Recorded data
--- start ---

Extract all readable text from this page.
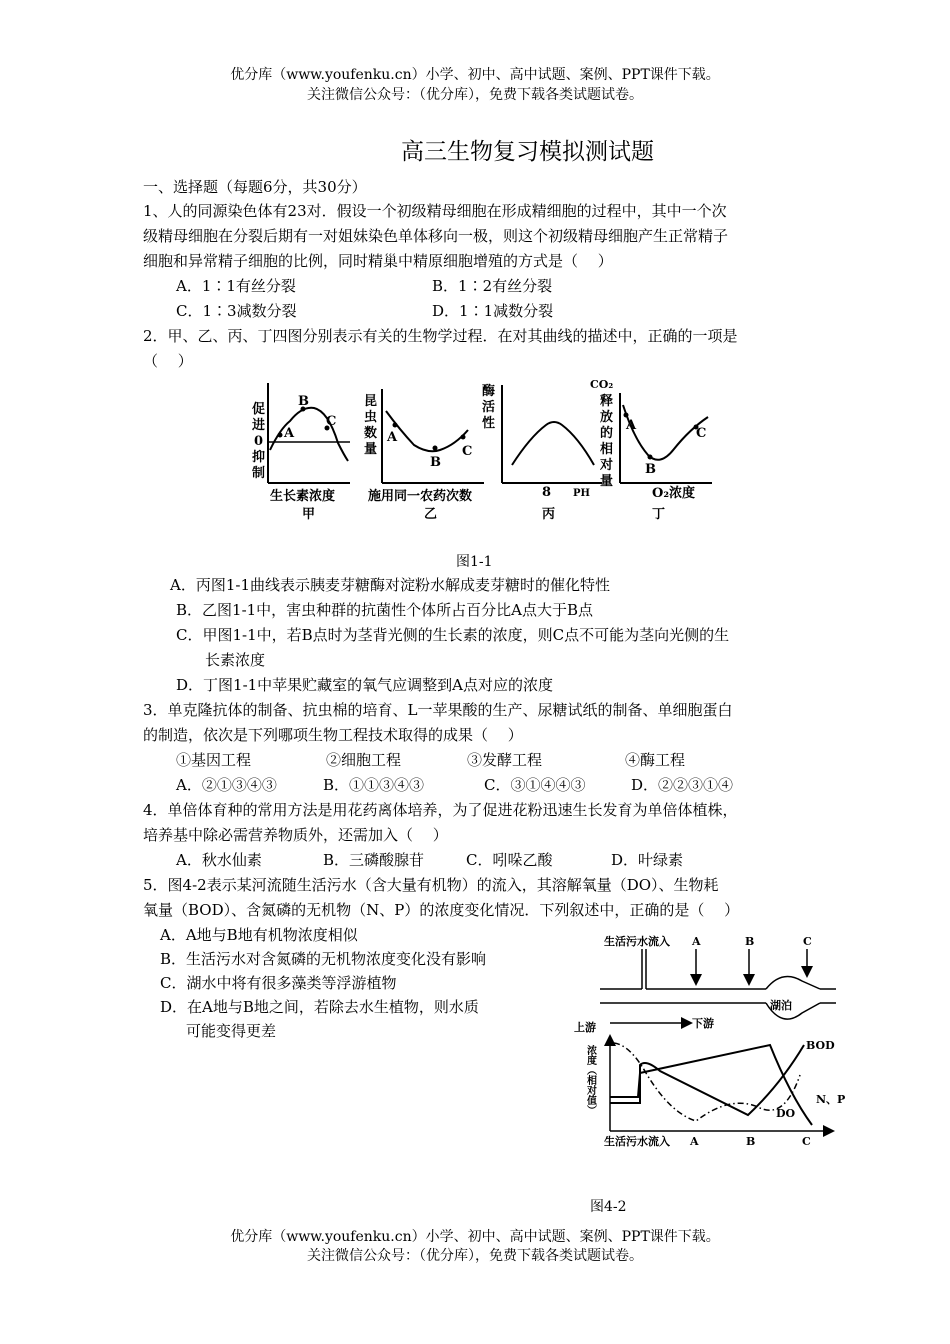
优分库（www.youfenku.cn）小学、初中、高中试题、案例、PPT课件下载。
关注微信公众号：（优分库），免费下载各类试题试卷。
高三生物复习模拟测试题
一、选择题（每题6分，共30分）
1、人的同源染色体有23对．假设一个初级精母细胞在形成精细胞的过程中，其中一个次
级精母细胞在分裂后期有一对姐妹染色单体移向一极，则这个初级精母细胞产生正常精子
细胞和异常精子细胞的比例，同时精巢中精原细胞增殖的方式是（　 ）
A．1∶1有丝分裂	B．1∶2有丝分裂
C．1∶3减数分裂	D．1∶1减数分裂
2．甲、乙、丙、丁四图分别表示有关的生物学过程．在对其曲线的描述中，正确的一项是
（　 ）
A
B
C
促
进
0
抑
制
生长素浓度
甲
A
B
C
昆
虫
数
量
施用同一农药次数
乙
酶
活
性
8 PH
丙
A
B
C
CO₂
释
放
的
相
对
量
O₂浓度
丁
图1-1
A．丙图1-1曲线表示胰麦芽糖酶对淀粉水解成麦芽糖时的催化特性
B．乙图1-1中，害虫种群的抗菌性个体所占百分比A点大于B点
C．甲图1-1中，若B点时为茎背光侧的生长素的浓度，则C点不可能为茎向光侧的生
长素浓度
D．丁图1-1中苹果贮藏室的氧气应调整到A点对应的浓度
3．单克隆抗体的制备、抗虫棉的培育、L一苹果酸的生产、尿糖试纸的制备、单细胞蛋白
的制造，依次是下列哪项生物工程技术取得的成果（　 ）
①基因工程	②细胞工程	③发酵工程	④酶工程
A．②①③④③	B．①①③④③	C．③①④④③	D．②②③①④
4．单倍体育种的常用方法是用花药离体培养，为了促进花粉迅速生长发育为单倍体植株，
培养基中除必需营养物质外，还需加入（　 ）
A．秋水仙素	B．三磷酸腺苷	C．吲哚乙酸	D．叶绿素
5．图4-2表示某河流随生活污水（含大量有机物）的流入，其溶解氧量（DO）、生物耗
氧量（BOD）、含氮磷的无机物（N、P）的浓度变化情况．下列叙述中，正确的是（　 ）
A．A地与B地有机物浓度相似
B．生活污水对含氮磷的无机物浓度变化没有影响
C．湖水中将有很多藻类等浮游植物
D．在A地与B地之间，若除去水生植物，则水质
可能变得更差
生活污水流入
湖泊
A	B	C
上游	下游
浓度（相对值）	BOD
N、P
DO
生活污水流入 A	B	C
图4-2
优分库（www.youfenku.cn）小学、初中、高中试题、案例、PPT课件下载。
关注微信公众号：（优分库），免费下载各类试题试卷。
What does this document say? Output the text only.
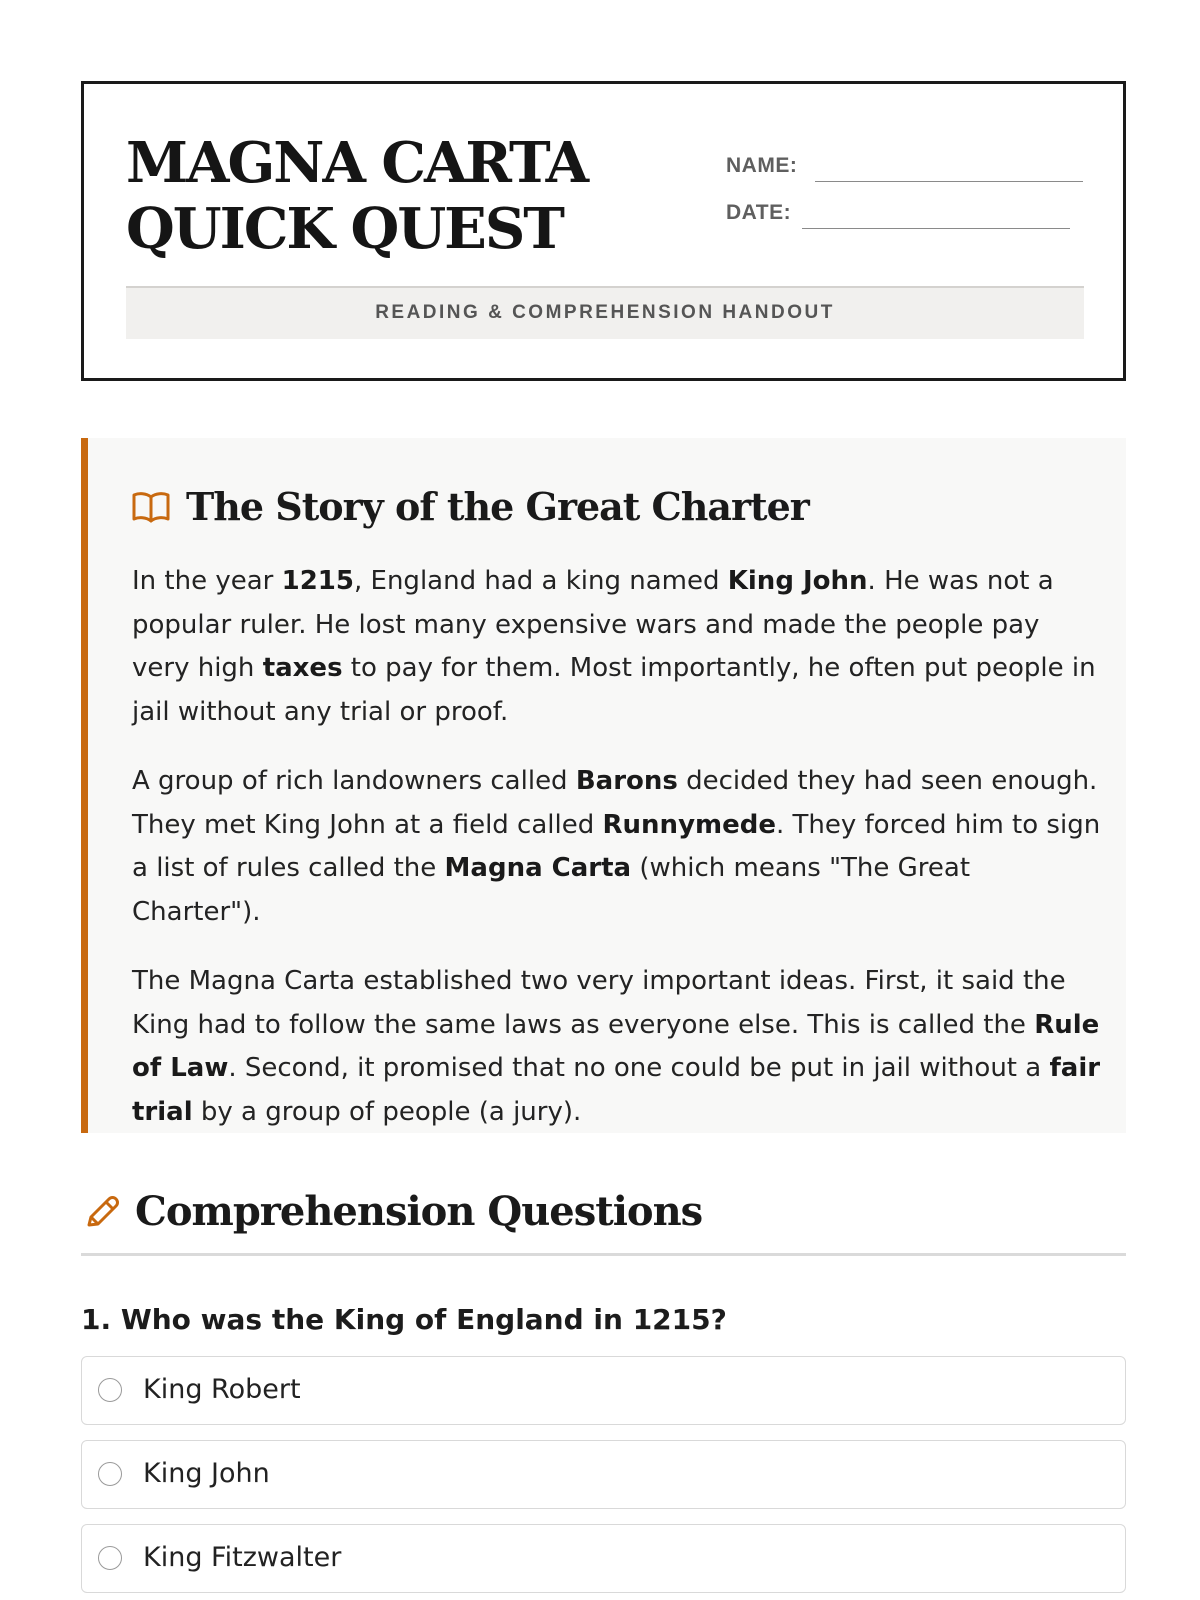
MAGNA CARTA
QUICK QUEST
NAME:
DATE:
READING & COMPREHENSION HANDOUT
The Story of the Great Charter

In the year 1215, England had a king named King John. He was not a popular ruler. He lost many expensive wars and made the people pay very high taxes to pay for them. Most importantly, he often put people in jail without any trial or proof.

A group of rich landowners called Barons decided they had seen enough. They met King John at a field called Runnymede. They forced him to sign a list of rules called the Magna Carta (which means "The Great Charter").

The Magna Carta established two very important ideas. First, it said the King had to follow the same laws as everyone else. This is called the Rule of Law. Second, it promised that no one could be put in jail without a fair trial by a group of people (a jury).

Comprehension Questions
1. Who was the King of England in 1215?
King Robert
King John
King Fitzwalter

--- end ---

WORK TO COMPLETE. Scan the listing above and copy all lines containing the word "called".

PROBLEM SOLUTION.
A group of rich landowners called Barons decided they had seen enough. They met King John at a field called Runnymede. They forced him to sign a list of rules called the Magna Carta (which means "The Great Charter").
The Magna Carta established two very important ideas. First, it said the King had to follow the same laws as everyone else. This is called the Rule of Law. Second, it promised that no one could be put in jail without a fair trial by a group of people (a jury).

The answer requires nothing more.